start Dataset records
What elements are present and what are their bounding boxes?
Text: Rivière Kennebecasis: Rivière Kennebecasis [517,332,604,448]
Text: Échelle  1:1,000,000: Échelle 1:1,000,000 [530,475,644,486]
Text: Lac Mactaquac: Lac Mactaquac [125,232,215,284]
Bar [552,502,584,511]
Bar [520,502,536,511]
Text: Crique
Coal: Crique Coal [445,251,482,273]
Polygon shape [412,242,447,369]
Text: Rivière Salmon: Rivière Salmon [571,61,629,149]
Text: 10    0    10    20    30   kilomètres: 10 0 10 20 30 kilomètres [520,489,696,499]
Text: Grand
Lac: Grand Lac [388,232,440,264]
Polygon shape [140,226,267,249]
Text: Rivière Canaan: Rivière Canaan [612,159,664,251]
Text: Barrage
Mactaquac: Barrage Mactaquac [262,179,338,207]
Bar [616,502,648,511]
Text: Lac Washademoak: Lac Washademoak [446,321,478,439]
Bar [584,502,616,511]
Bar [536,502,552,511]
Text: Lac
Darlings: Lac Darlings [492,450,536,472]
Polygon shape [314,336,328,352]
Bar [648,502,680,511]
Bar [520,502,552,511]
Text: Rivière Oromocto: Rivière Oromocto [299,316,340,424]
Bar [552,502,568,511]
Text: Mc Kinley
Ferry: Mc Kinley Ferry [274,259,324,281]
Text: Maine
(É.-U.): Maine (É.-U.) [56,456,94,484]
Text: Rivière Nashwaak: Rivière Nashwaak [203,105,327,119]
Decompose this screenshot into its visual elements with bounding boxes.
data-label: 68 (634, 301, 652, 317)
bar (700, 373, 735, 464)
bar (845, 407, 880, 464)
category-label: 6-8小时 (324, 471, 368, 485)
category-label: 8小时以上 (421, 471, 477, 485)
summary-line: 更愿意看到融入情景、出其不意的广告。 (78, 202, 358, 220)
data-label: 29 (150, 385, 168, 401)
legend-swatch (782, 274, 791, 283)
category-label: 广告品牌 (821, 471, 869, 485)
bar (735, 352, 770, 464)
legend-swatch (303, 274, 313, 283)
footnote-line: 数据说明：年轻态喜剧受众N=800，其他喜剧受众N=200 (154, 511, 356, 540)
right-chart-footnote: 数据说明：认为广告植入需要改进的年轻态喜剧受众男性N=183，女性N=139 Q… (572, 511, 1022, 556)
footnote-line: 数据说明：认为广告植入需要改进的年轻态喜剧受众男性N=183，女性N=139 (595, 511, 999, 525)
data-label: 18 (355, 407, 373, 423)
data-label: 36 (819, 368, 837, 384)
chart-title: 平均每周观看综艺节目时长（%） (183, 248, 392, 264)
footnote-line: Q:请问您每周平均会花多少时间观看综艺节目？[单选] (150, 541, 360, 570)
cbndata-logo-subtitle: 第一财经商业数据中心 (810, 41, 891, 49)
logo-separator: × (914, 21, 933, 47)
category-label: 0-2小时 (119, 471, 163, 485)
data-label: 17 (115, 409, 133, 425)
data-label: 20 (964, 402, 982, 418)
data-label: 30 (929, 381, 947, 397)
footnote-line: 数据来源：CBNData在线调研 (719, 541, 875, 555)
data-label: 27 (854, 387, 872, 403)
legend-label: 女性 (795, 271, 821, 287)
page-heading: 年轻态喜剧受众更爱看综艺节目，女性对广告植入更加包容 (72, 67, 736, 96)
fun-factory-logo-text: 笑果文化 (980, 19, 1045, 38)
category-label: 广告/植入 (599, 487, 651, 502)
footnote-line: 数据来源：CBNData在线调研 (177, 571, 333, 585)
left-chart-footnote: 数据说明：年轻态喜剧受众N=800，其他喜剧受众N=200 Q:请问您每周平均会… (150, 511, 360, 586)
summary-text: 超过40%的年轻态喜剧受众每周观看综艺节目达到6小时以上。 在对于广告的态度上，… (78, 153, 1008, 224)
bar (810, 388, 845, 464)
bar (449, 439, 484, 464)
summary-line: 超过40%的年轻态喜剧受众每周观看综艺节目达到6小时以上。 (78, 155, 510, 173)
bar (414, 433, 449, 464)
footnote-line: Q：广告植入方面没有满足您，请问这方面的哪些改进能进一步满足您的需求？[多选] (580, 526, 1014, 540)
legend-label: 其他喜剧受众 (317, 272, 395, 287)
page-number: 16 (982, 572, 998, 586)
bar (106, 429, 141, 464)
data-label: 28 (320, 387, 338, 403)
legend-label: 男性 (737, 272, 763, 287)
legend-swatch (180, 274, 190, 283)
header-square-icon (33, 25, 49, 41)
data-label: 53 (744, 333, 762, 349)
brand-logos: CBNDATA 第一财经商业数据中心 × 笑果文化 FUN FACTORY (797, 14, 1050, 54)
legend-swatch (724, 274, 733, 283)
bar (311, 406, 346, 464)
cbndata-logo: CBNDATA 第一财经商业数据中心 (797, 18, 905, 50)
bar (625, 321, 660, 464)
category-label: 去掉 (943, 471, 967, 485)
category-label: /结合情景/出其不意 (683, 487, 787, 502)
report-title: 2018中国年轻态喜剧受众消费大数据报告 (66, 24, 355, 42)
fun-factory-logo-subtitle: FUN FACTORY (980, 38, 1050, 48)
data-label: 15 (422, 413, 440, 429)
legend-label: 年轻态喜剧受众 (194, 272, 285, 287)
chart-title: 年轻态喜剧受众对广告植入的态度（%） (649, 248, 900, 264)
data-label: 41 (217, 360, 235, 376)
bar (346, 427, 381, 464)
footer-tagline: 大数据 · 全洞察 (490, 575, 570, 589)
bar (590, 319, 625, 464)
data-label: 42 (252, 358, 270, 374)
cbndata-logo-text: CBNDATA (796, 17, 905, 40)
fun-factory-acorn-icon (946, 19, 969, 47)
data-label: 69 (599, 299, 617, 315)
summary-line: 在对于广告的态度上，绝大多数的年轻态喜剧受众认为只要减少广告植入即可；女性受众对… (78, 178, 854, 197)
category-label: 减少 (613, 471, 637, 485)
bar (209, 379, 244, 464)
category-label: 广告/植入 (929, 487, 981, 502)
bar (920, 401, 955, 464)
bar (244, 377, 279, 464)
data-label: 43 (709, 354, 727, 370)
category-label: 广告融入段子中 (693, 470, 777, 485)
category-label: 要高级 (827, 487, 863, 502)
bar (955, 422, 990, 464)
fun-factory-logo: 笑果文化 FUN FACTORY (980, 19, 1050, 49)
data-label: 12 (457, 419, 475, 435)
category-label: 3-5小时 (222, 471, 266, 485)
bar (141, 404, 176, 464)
end Dataset records
Work instructions =
Quote all of the material above word for word, line by line, in the same order.

Completed exercise =
What elements are present and what are their bounding boxes?
Text: Rivière Kennebecasis: Rivière Kennebecasis [517,332,604,448]
Text: Échelle  1:1,000,000: Échelle 1:1,000,000 [530,475,644,486]
Text: Lac Mactaquac: Lac Mactaquac [125,232,215,284]
Bar [552,502,584,511]
Bar [520,502,536,511]
Text: Crique
Coal: Crique Coal [445,251,482,273]
Polygon shape [412,242,447,369]
Text: Rivière Salmon: Rivière Salmon [571,61,629,149]
Text: 10    0    10    20    30   kilomètres: 10 0 10 20 30 kilomètres [520,489,696,499]
Text: Grand
Lac: Grand Lac [388,232,440,264]
Polygon shape [140,226,267,249]
Text: Rivière Canaan: Rivière Canaan [612,159,664,251]
Text: Barrage
Mactaquac: Barrage Mactaquac [262,179,338,207]
Bar [616,502,648,511]
Text: Lac Washademoak: Lac Washademoak [446,321,478,439]
Bar [584,502,616,511]
Bar [536,502,552,511]
Text: Lac
Darlings: Lac Darlings [492,450,536,472]
Polygon shape [314,336,328,352]
Bar [648,502,680,511]
Bar [520,502,552,511]
Text: Rivière Oromocto: Rivière Oromocto [299,316,340,424]
Bar [552,502,568,511]
Text: Mc Kinley
Ferry: Mc Kinley Ferry [274,259,324,281]
Text: Maine
(É.-U.): Maine (É.-U.) [56,456,94,484]
Text: Rivière Nashwaak: Rivière Nashwaak [203,105,327,119]
Decompose this screenshot into its visual elements with bounding boxes.
data-label: 68 (634, 301, 652, 317)
bar (700, 373, 735, 464)
bar (845, 407, 880, 464)
category-label: 6-8小时 (324, 471, 368, 485)
category-label: 8小时以上 (421, 471, 477, 485)
summary-line: 更愿意看到融入情景、出其不意的广告。 (78, 202, 358, 220)
data-label: 29 (150, 385, 168, 401)
legend-swatch (782, 274, 791, 283)
category-label: 广告品牌 (821, 471, 869, 485)
bar (735, 352, 770, 464)
legend-swatch (303, 274, 313, 283)
footnote-line: 数据说明：年轻态喜剧受众N=800，其他喜剧受众N=200 (154, 511, 356, 540)
right-chart-footnote: 数据说明：认为广告植入需要改进的年轻态喜剧受众男性N=183，女性N=139 Q… (572, 511, 1022, 556)
footnote-line: 数据说明：认为广告植入需要改进的年轻态喜剧受众男性N=183，女性N=139 (595, 511, 999, 525)
data-label: 18 (355, 407, 373, 423)
data-label: 36 (819, 368, 837, 384)
chart-title: 平均每周观看综艺节目时长（%） (183, 248, 392, 264)
footnote-line: Q:请问您每周平均会花多少时间观看综艺节目？[单选] (150, 541, 360, 570)
cbndata-logo-subtitle: 第一财经商业数据中心 (810, 41, 891, 49)
logo-separator: × (914, 21, 933, 47)
category-label: 0-2小时 (119, 471, 163, 485)
data-label: 17 (115, 409, 133, 425)
data-label: 20 (964, 402, 982, 418)
data-label: 30 (929, 381, 947, 397)
footnote-line: 数据来源：CBNData在线调研 (719, 541, 875, 555)
data-label: 27 (854, 387, 872, 403)
legend-label: 女性 (795, 271, 821, 287)
page-heading: 年轻态喜剧受众更爱看综艺节目，女性对广告植入更加包容 (72, 67, 736, 96)
fun-factory-logo-text: 笑果文化 (980, 19, 1045, 38)
category-label: 广告/植入 (599, 487, 651, 502)
footnote-line: 数据来源：CBNData在线调研 (177, 571, 333, 585)
left-chart-footnote: 数据说明：年轻态喜剧受众N=800，其他喜剧受众N=200 Q:请问您每周平均会… (150, 511, 360, 586)
summary-text: 超过40%的年轻态喜剧受众每周观看综艺节目达到6小时以上。 在对于广告的态度上，… (78, 153, 1008, 224)
bar (810, 388, 845, 464)
bar (449, 439, 484, 464)
summary-line: 超过40%的年轻态喜剧受众每周观看综艺节目达到6小时以上。 (78, 155, 510, 173)
bar (414, 433, 449, 464)
footnote-line: Q：广告植入方面没有满足您，请问这方面的哪些改进能进一步满足您的需求？[多选] (580, 526, 1014, 540)
legend-label: 其他喜剧受众 (317, 272, 395, 287)
page-number: 16 (982, 572, 998, 586)
bar (106, 429, 141, 464)
data-label: 28 (320, 387, 338, 403)
legend-label: 男性 (737, 272, 763, 287)
legend-swatch (180, 274, 190, 283)
header-square-icon (33, 25, 49, 41)
data-label: 53 (744, 333, 762, 349)
brand-logos: CBNDATA 第一财经商业数据中心 × 笑果文化 FUN FACTORY (797, 14, 1050, 54)
legend-swatch (724, 274, 733, 283)
bar (311, 406, 346, 464)
cbndata-logo: CBNDATA 第一财经商业数据中心 (797, 18, 905, 50)
bar (625, 321, 660, 464)
category-label: 去掉 (943, 471, 967, 485)
category-label: /结合情景/出其不意 (683, 487, 787, 502)
report-title: 2018中国年轻态喜剧受众消费大数据报告 (66, 24, 355, 42)
fun-factory-logo-subtitle: FUN FACTORY (980, 38, 1050, 48)
data-label: 15 (422, 413, 440, 429)
legend-label: 年轻态喜剧受众 (194, 272, 285, 287)
chart-title: 年轻态喜剧受众对广告植入的态度（%） (649, 248, 900, 264)
data-label: 41 (217, 360, 235, 376)
bar (346, 427, 381, 464)
footer-tagline: 大数据 · 全洞察 (490, 575, 570, 589)
bar (590, 319, 625, 464)
data-label: 42 (252, 358, 270, 374)
cbndata-logo-text: CBNDATA (796, 17, 905, 40)
fun-factory-acorn-icon (946, 19, 969, 47)
data-label: 69 (599, 299, 617, 315)
summary-line: 在对于广告的态度上，绝大多数的年轻态喜剧受众认为只要减少广告植入即可；女性受众对… (78, 178, 854, 197)
category-label: 减少 (613, 471, 637, 485)
bar (209, 379, 244, 464)
category-label: 广告/植入 (929, 487, 981, 502)
bar (920, 401, 955, 464)
bar (244, 377, 279, 464)
data-label: 43 (709, 354, 727, 370)
category-label: 广告融入段子中 (693, 470, 777, 485)
category-label: 要高级 (827, 487, 863, 502)
bar (955, 422, 990, 464)
fun-factory-logo: 笑果文化 FUN FACTORY (980, 19, 1050, 49)
data-label: 12 (457, 419, 475, 435)
category-label: 3-5小时 (222, 471, 266, 485)
bar (141, 404, 176, 464)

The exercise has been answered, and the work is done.